**Set problem**
Return the number of lines that include the string "sebelum", without any other text.

**Data excerpts**
....
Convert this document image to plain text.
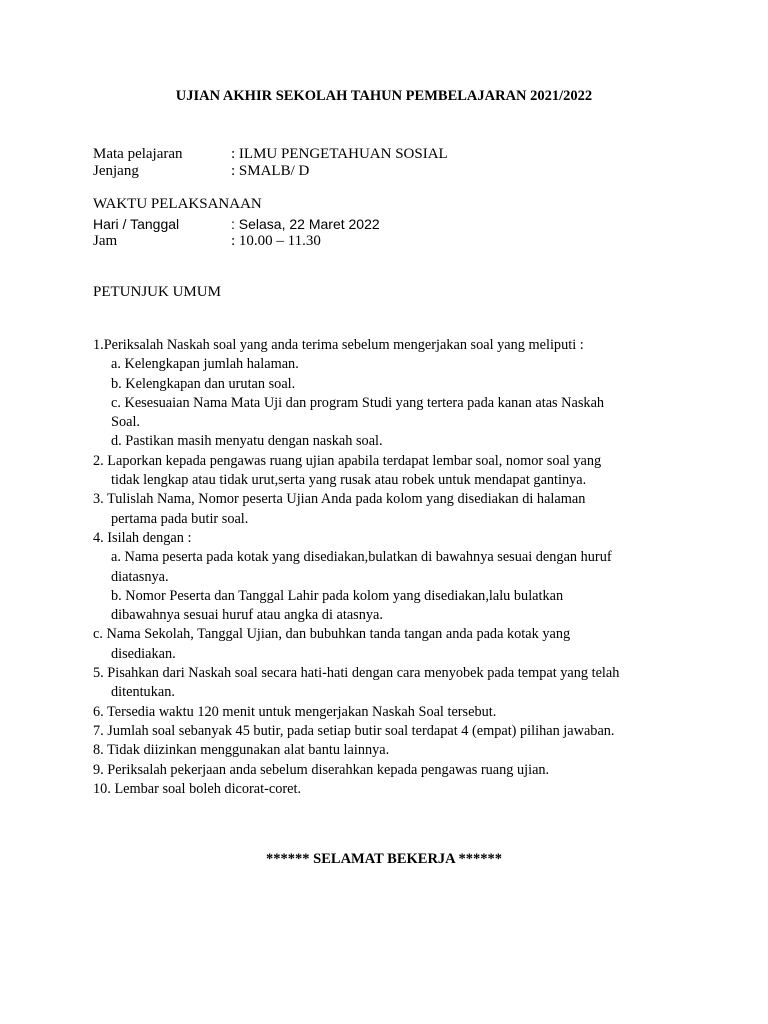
UJIAN AKHIR SEKOLAH TAHUN PEMBELAJARAN 2021/2022
Mata pelajaran	: ILMU PENGETAHUAN SOSIAL
Jenjang	: SMALB/ D
WAKTU PELAKSANAAN
Hari / Tanggal	: Selasa, 22 Maret 2022
Jam	: 10.00 – 11.30
PETUNJUK UMUM
1.Periksalah Naskah soal yang anda terima sebelum mengerjakan soal yang meliputi :
a. Kelengkapan jumlah halaman.
b. Kelengkapan dan urutan soal.
c. Kesesuaian Nama Mata Uji dan program Studi yang tertera pada kanan atas Naskah
Soal.
d. Pastikan masih menyatu dengan naskah soal.
2. Laporkan kepada pengawas ruang ujian apabila terdapat lembar soal, nomor soal yang
tidak lengkap atau tidak urut,serta yang rusak atau robek untuk mendapat gantinya.
3. Tulislah Nama, Nomor peserta Ujian Anda pada kolom yang disediakan di halaman
pertama pada butir soal.
4. Isilah dengan :
a. Nama peserta pada kotak yang disediakan,bulatkan di bawahnya sesuai dengan huruf
diatasnya.
b. Nomor Peserta dan Tanggal Lahir pada kolom yang disediakan,lalu bulatkan
dibawahnya sesuai huruf atau angka di atasnya.
c. Nama Sekolah, Tanggal Ujian, dan bubuhkan tanda tangan anda pada kotak yang
disediakan.
5. Pisahkan dari Naskah soal secara hati-hati dengan cara menyobek pada tempat yang telah
ditentukan.
6. Tersedia waktu 120 menit untuk mengerjakan Naskah Soal tersebut.
7. Jumlah soal sebanyak 45 butir, pada setiap butir soal terdapat 4 (empat) pilihan jawaban.
8. Tidak diizinkan menggunakan alat bantu lainnya.
9. Periksalah pekerjaan anda sebelum diserahkan kepada pengawas ruang ujian.
10. Lembar soal boleh dicorat-coret.
****** SELAMAT BEKERJA ******
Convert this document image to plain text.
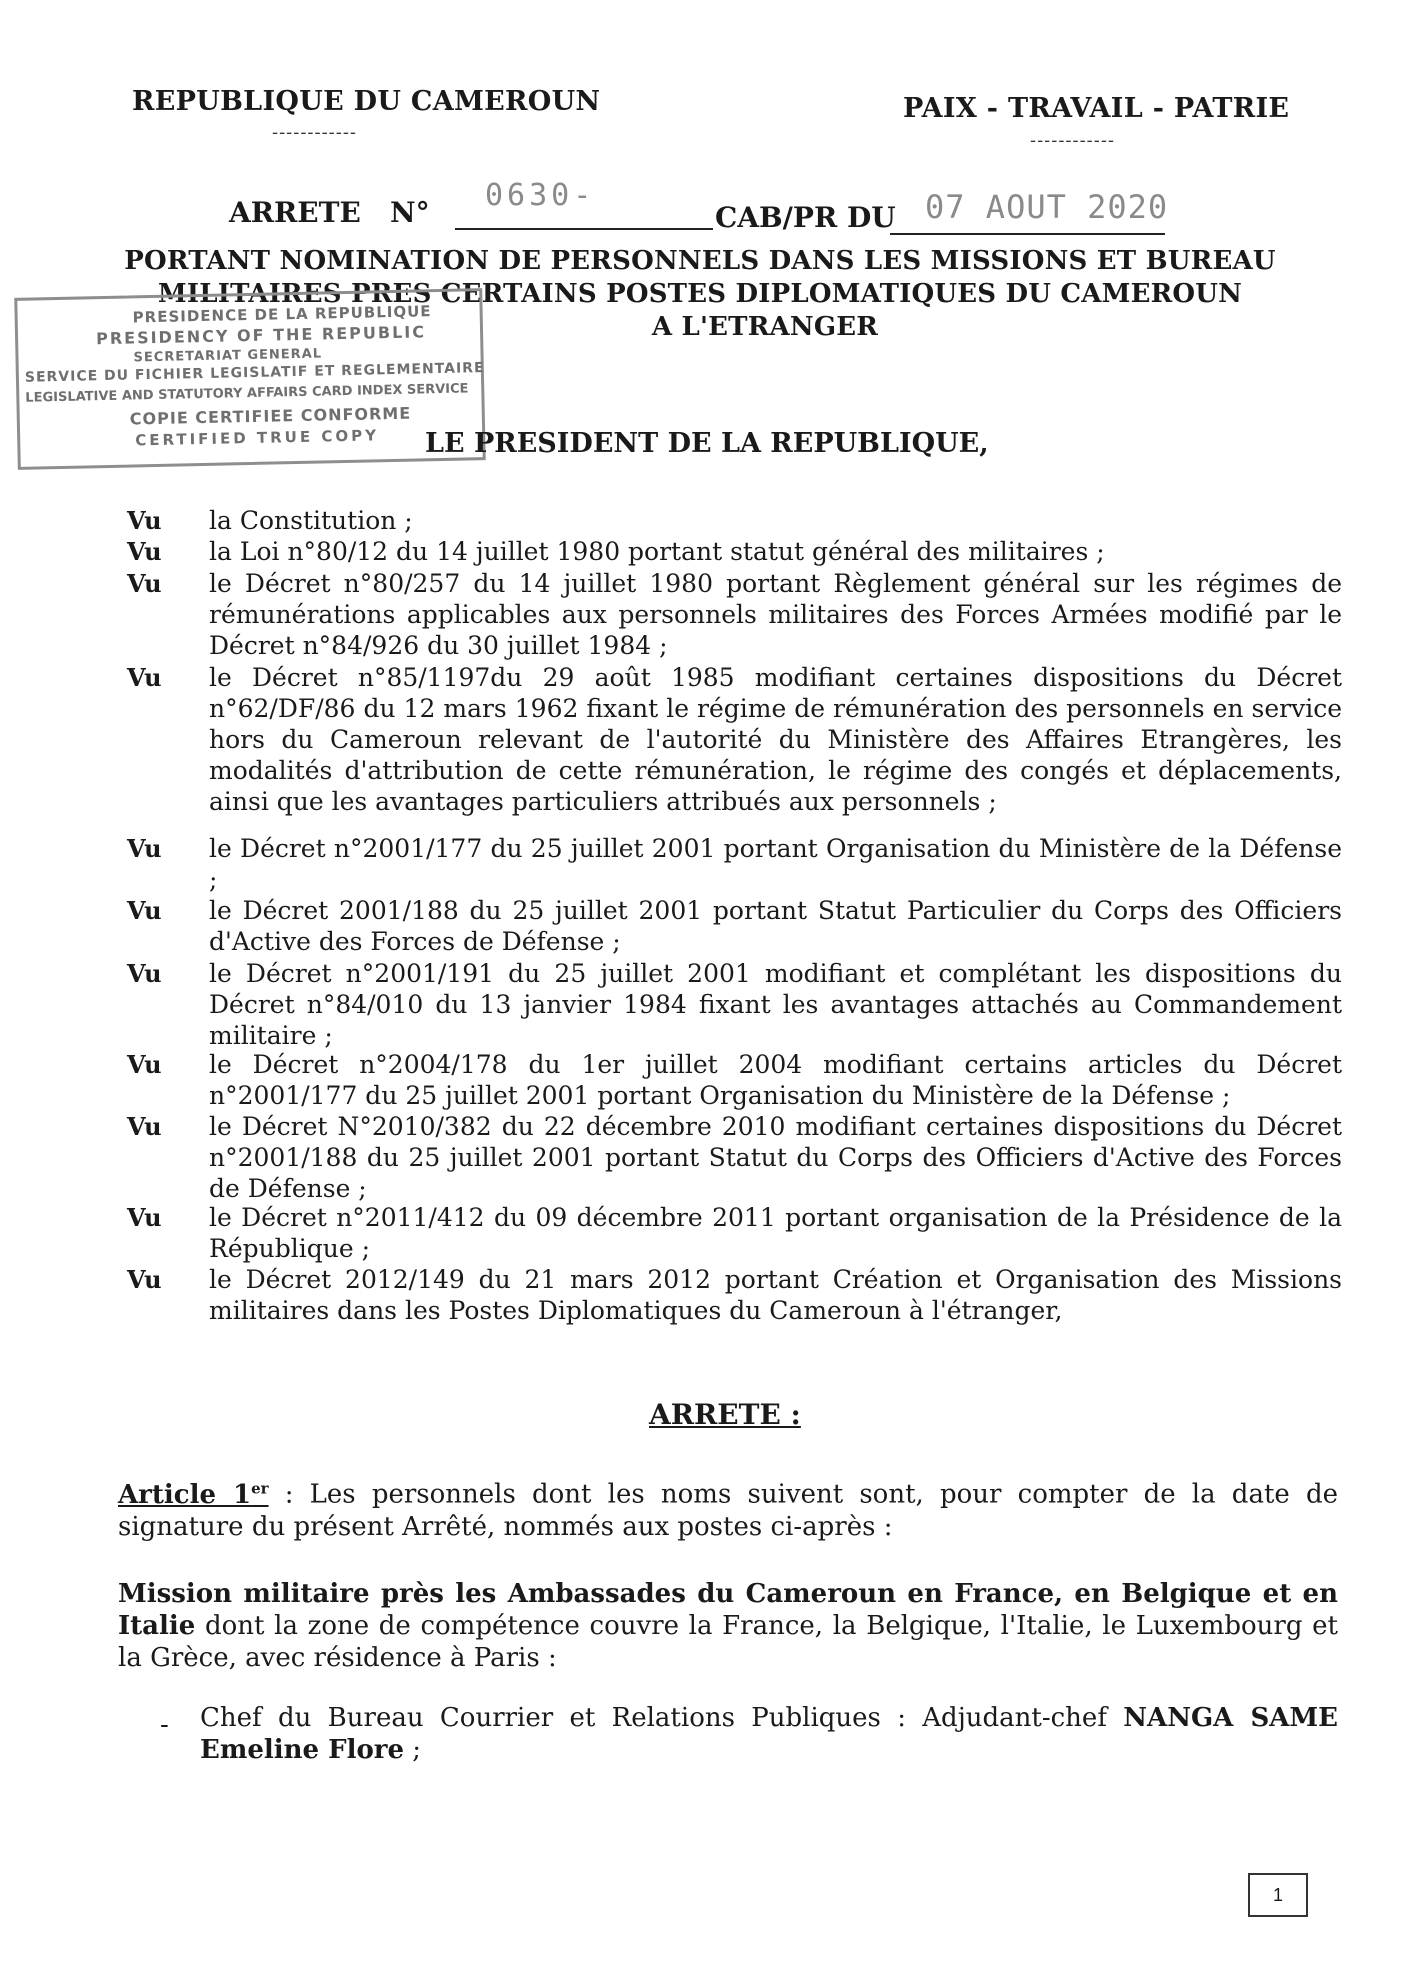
REPUBLIQUE DU CAMEROUN
------------
PAIX - TRAVAIL - PATRIE
------------
ARRETE N° 0630-
CAB/PR DU 07 AOUT 2020
PORTANT NOMINATION DE PERSONNELS DANS LES MISSIONS ET BUREAU
MILITAIRES PRES CERTAINS POSTES DIPLOMATIQUES DU CAMEROUN
A L'ETRANGER
PRESIDENCE DE LA REPUBLIQUE
PRESIDENCY OF THE REPUBLIC
SECRETARIAT GENERAL
SERVICE DU FICHIER LEGISLATIF ET REGLEMENTAIRE
LEGISLATIVE AND STATUTORY AFFAIRS CARD INDEX SERVICE
COPIE CERTIFIEE CONFORME
CERTIFIED TRUE COPY LE PRESIDENT DE LA REPUBLIQUE,
Vu la Constitution ;
Vu la Loi n°80/12 du 14 juillet 1980 portant statut général des militaires ;
Vu le Décret n°80/257 du 14 juillet 1980 portant Règlement général sur les régimes de rémunérations applicables aux personnels militaires des Forces Armées modifié par le Décret n°84/926 du 30 juillet 1984 ;
Vu le Décret n°85/1197du 29 août 1985 modifiant certaines dispositions du Décret n°62/DF/86 du 12 mars 1962 fixant le régime de rémunération des personnels en service hors du Cameroun relevant de l'autorité du Ministère des Affaires Etrangères, les modalités d'attribution de cette rémunération, le régime des congés et déplacements, ainsi que les avantages particuliers attribués aux personnels ;
Vu le Décret n°2001/177 du 25 juillet 2001 portant Organisation du Ministère de la Défense ;
Vu le Décret 2001/188 du 25 juillet 2001 portant Statut Particulier du Corps des Officiers d'Active des Forces de Défense ;
Vu le Décret n°2001/191 du 25 juillet 2001 modifiant et complétant les dispositions du Décret n°84/010 du 13 janvier 1984 fixant les avantages attachés au Commandement militaire ;
Vu le Décret n°2004/178 du 1er juillet 2004 modifiant certains articles du Décret n°2001/177 du 25 juillet 2001 portant Organisation du Ministère de la Défense ;
Vu le Décret N°2010/382 du 22 décembre 2010 modifiant certaines dispositions du Décret n°2001/188 du 25 juillet 2001 portant Statut du Corps des Officiers d'Active des Forces de Défense ;
Vu le Décret n°2011/412 du 09 décembre 2011 portant organisation de la Présidence de la République ;
Vu le Décret 2012/149 du 21 mars 2012 portant Création et Organisation des Missions militaires dans les Postes Diplomatiques du Cameroun à l'étranger,
ARRETE :
Article 1er : Les personnels dont les noms suivent sont, pour compter de la date de signature du présent Arrêté, nommés aux postes ci-après :
Mission militaire près les Ambassades du Cameroun en France, en Belgique et en Italie dont la zone de compétence couvre la France, la Belgique, l'Italie, le Luxembourg et la Grèce, avec résidence à Paris :
- Chef du Bureau Courrier et Relations Publiques : Adjudant-chef NANGA SAME Emeline Flore ;
1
....
**Task result**
2